▸ **Written request**
Repeat the data that follows, word for word, without the images.

>> start Data extract

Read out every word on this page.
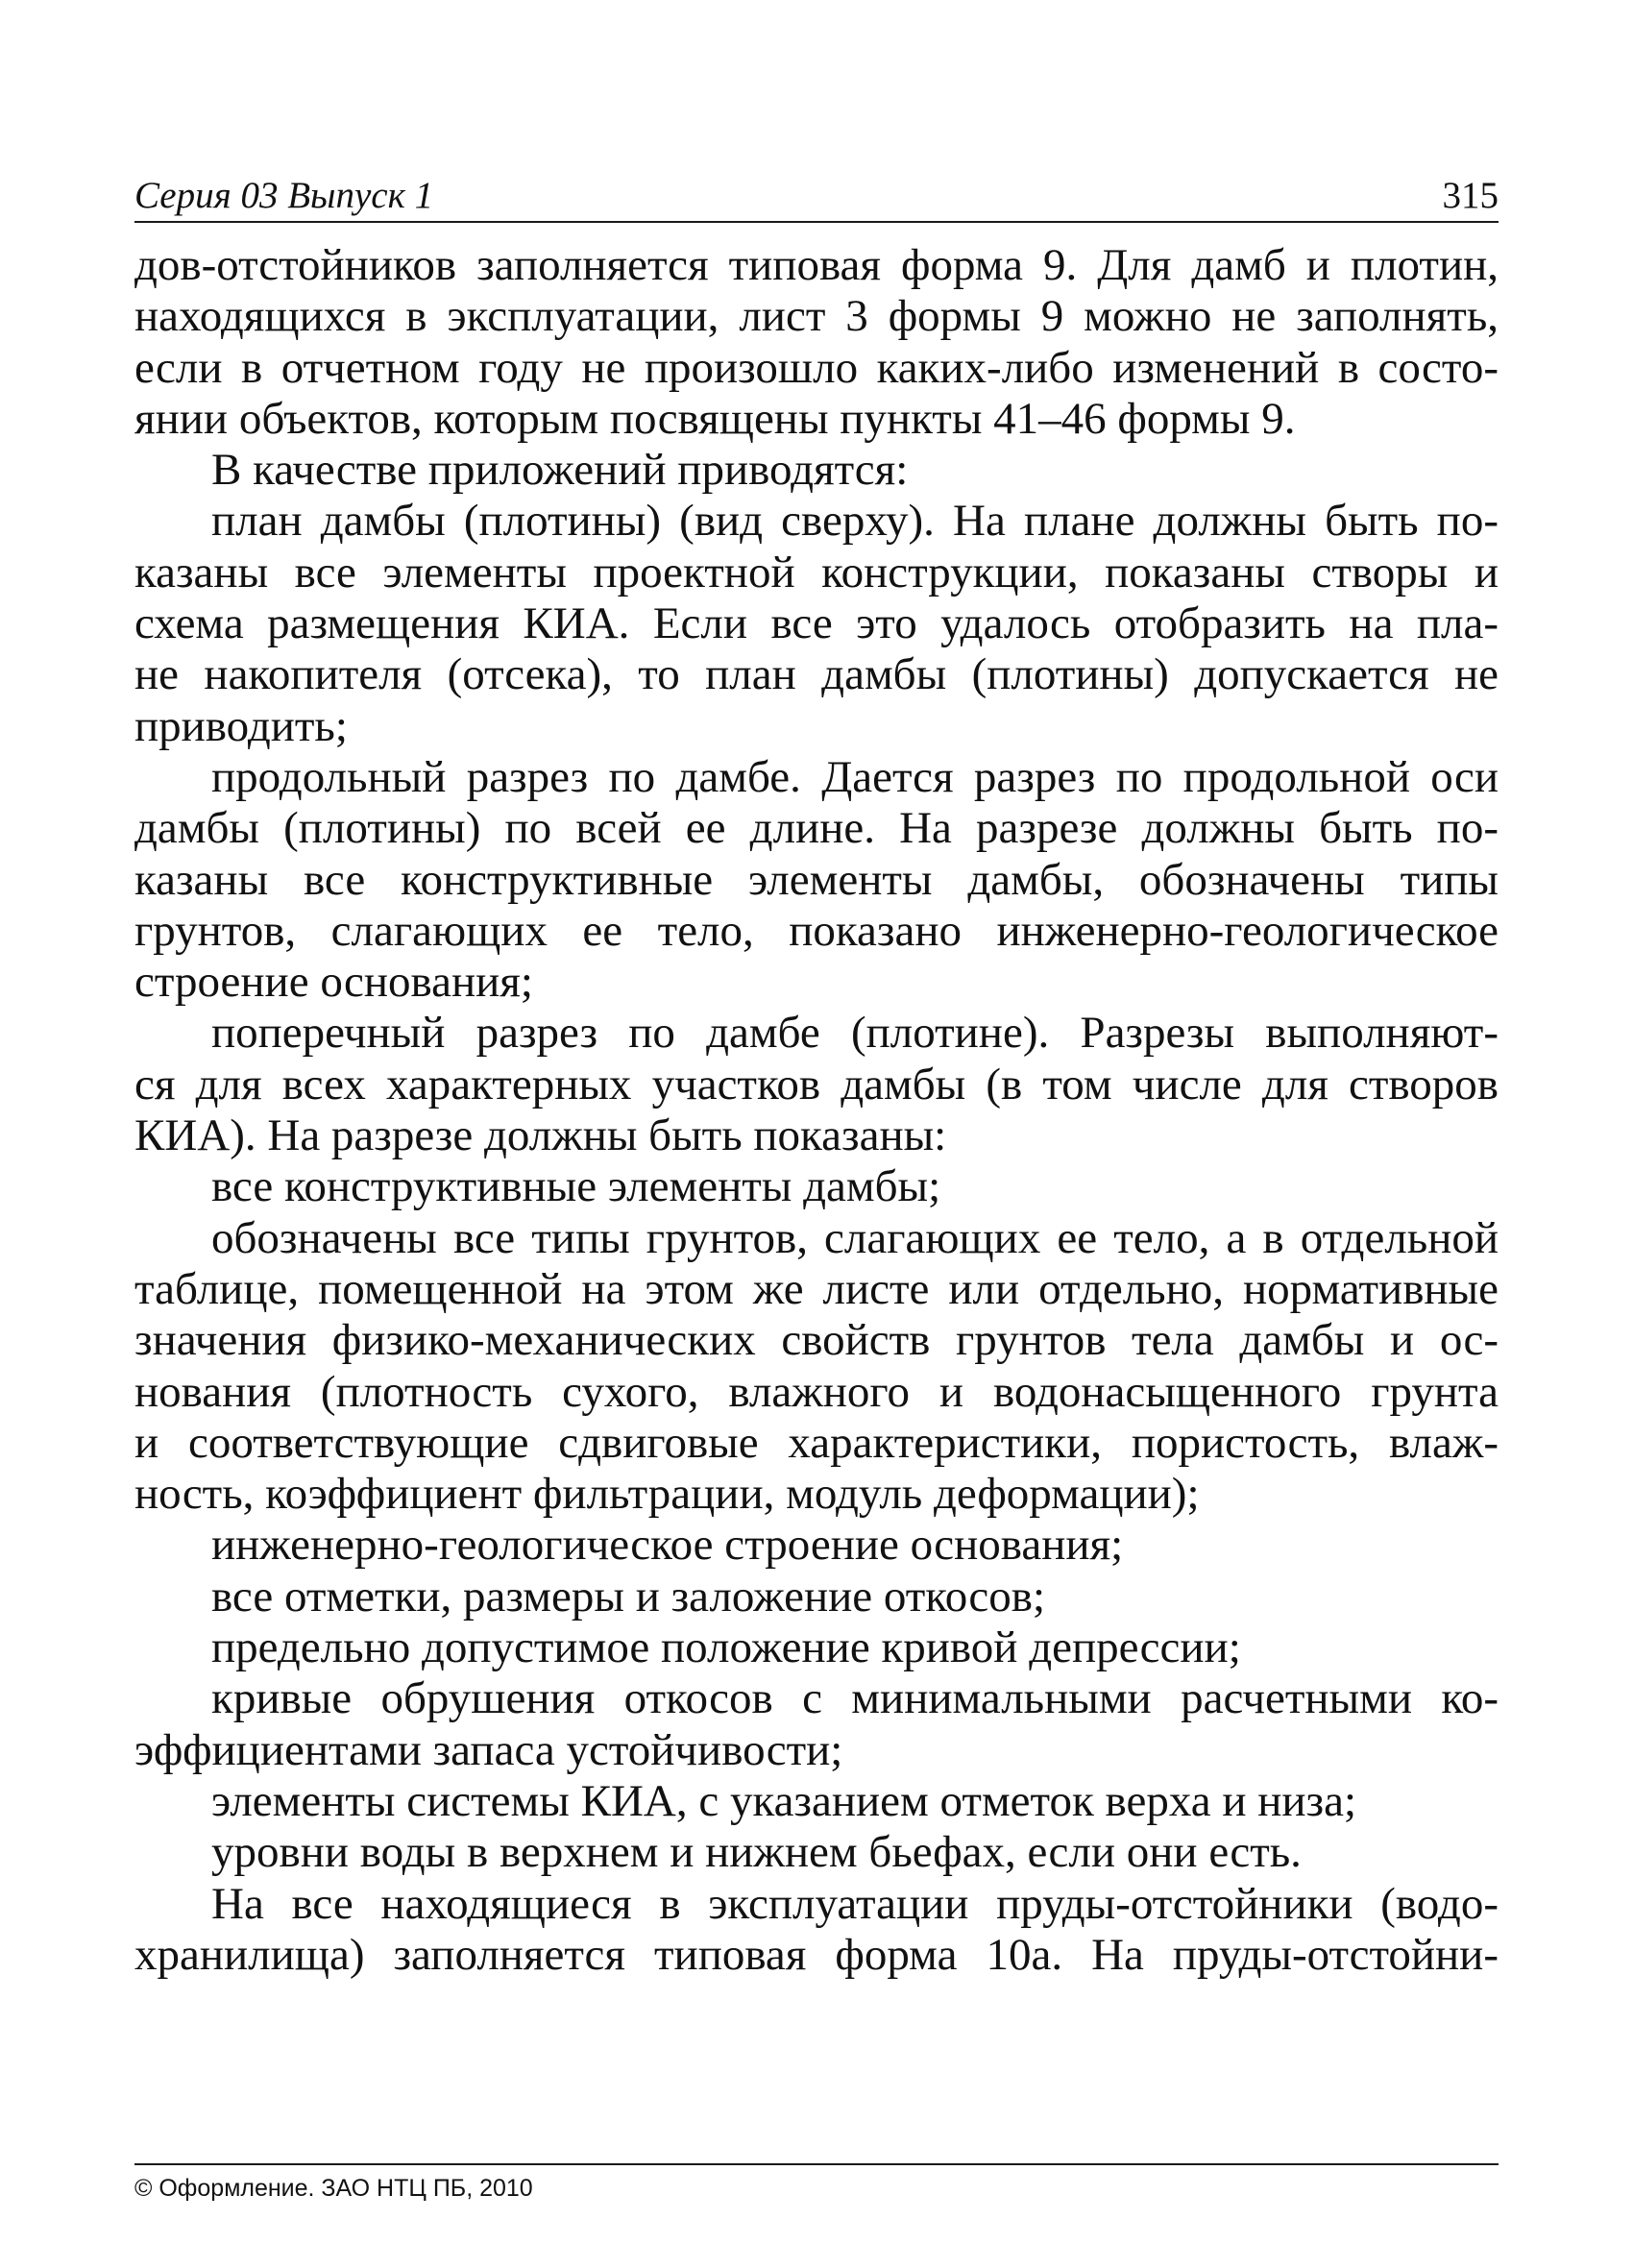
Серия 03 Выпуск 1	315
дов-отстойников заполняется типовая форма 9. Для дамб и плотин,
находящихся в эксплуатации, лист 3 формы 9 можно не заполнять,
если в отчетном году не произошло каких-либо изменений в состо-
янии объектов, которым посвящены пункты 41–46 формы 9.
В качестве приложений приводятся:
план дамбы (плотины) (вид сверху). На плане должны быть по-
казаны все элементы проектной конструкции, показаны створы и
схема размещения КИА. Если все это удалось отобразить на пла-
не накопителя (отсека), то план дамбы (плотины) допускается не
приводить;
продольный разрез по дамбе. Дается разрез по продольной оси
дамбы (плотины) по всей ее длине. На разрезе должны быть по-
казаны все конструктивные элементы дамбы, обозначены типы
грунтов, слагающих ее тело, показано инженерно-геологическое
строение основания;
поперечный разрез по дамбе (плотине). Разрезы выполняют-
ся для всех характерных участков дамбы (в том числе для створов
КИА). На разрезе должны быть показаны:
все конструктивные элементы дамбы;
обозначены все типы грунтов, слагающих ее тело, а в отдельной
таблице, помещенной на этом же листе или отдельно, нормативные
значения физико-механических свойств грунтов тела дамбы и ос-
нования (плотность сухого, влажного и водонасыщенного грунта
и соответствующие сдвиговые характеристики, пористость, влаж-
ность, коэффициент фильтрации, модуль деформации);
инженерно-геологическое строение основания;
все отметки, размеры и заложение откосов;
предельно допустимое положение кривой депрессии;
кривые обрушения откосов с минимальными расчетными ко-
эффициентами запаса устойчивости;
элементы системы КИА, с указанием отметок верха и низа;
уровни воды в верхнем и нижнем бьефах, если они есть.
На все находящиеся в эксплуатации пруды-отстойники (водо-
хранилища) заполняется типовая форма 10а. На пруды-отстойни-
© Оформление. ЗАО НТЦ ПБ, 2010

>> end Data extract

▸ **Correct result**
Read out every word on this page.
Серия 03 Выпуск 1	315
дов-отстойников заполняется типовая форма 9. Для дамб и плотин,
находящихся в эксплуатации, лист 3 формы 9 можно не заполнять,
если в отчетном году не произошло каких-либо изменений в состо-
янии объектов, которым посвящены пункты 41–46 формы 9.
В качестве приложений приводятся:
план дамбы (плотины) (вид сверху). На плане должны быть по-
казаны все элементы проектной конструкции, показаны створы и
схема размещения КИА. Если все это удалось отобразить на пла-
не накопителя (отсека), то план дамбы (плотины) допускается не
приводить;
продольный разрез по дамбе. Дается разрез по продольной оси
дамбы (плотины) по всей ее длине. На разрезе должны быть по-
казаны все конструктивные элементы дамбы, обозначены типы
грунтов, слагающих ее тело, показано инженерно-геологическое
строение основания;
поперечный разрез по дамбе (плотине). Разрезы выполняют-
ся для всех характерных участков дамбы (в том числе для створов
КИА). На разрезе должны быть показаны:
все конструктивные элементы дамбы;
обозначены все типы грунтов, слагающих ее тело, а в отдельной
таблице, помещенной на этом же листе или отдельно, нормативные
значения физико-механических свойств грунтов тела дамбы и ос-
нования (плотность сухого, влажного и водонасыщенного грунта
и соответствующие сдвиговые характеристики, пористость, влаж-
ность, коэффициент фильтрации, модуль деформации);
инженерно-геологическое строение основания;
все отметки, размеры и заложение откосов;
предельно допустимое положение кривой депрессии;
кривые обрушения откосов с минимальными расчетными ко-
эффициентами запаса устойчивости;
элементы системы КИА, с указанием отметок верха и низа;
уровни воды в верхнем и нижнем бьефах, если они есть.
На все находящиеся в эксплуатации пруды-отстойники (водо-
хранилища) заполняется типовая форма 10а. На пруды-отстойни-
© Оформление. ЗАО НТЦ ПБ, 2010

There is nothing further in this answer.